» DIRECTION
Each line of the material below that holds the word "true" needs to be copied.

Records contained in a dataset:
----
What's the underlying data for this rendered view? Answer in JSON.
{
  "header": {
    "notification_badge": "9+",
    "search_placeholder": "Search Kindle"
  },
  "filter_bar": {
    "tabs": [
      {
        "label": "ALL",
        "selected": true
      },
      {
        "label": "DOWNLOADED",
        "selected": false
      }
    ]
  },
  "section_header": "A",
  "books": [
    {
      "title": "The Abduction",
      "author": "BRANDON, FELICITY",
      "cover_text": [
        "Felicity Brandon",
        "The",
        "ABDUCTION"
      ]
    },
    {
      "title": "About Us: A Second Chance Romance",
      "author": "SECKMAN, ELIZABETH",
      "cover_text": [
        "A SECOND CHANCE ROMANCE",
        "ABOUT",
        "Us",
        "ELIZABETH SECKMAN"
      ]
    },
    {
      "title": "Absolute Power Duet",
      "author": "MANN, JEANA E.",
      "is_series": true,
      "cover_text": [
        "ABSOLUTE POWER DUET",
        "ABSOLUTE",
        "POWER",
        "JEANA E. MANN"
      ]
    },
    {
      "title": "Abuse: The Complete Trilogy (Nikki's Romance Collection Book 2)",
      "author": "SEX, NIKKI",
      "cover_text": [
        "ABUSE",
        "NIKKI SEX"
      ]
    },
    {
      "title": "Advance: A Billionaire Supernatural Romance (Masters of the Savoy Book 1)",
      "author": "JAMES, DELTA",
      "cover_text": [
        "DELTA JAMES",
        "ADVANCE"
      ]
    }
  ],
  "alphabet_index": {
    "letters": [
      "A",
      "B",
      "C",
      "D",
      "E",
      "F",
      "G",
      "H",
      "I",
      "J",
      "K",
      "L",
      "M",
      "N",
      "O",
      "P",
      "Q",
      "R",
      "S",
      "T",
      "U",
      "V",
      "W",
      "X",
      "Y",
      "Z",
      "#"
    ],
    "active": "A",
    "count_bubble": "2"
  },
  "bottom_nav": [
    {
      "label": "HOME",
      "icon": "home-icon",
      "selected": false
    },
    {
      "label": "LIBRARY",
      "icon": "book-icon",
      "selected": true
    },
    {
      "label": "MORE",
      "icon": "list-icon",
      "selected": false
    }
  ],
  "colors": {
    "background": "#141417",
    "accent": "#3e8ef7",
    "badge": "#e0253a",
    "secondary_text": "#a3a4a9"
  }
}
----
» SOLUTION TO THIS EXERCISE
        "selected": true
      "is_series": true,
      "selected": true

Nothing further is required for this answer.